### LISTED ENTRIES

# # # # #

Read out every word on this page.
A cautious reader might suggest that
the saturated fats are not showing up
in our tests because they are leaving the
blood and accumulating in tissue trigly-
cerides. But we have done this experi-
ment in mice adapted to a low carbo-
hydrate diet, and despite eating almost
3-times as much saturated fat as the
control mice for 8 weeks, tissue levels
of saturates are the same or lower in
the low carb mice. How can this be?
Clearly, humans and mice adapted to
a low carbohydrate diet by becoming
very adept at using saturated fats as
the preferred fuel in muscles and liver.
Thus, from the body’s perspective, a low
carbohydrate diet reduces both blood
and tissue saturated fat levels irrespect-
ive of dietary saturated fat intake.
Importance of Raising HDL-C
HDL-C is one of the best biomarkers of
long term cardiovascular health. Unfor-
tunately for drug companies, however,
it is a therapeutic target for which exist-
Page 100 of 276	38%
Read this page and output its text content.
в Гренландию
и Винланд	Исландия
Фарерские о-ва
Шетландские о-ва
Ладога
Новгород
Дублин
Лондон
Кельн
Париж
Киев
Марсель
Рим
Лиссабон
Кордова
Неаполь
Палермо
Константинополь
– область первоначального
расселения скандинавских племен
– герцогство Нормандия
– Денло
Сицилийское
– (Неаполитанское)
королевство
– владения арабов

# # # # #

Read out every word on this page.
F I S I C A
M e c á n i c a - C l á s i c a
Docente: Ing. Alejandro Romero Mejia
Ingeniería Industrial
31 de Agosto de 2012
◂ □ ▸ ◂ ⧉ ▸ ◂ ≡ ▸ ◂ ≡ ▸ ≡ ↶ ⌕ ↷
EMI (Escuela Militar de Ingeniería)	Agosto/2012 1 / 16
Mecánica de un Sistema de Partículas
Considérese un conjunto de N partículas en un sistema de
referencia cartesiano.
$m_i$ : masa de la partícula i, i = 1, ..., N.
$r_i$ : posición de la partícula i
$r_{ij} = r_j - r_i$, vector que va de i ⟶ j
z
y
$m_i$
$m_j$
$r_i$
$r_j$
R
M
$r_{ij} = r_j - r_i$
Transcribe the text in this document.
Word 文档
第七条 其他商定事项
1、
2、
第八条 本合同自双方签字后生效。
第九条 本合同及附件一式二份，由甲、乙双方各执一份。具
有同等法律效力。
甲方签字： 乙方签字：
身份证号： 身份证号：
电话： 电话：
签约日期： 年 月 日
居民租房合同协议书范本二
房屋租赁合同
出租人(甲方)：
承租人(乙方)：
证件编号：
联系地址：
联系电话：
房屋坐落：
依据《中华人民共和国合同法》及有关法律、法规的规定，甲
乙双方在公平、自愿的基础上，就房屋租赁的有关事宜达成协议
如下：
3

# # # # #

### TO BE DONE
Show each line of the data that contains the string "carbohydrate".

### OUTPUT OF THE EXERCISE
a low carbohydrate diet by becoming
carbohydrate diet reduces both blood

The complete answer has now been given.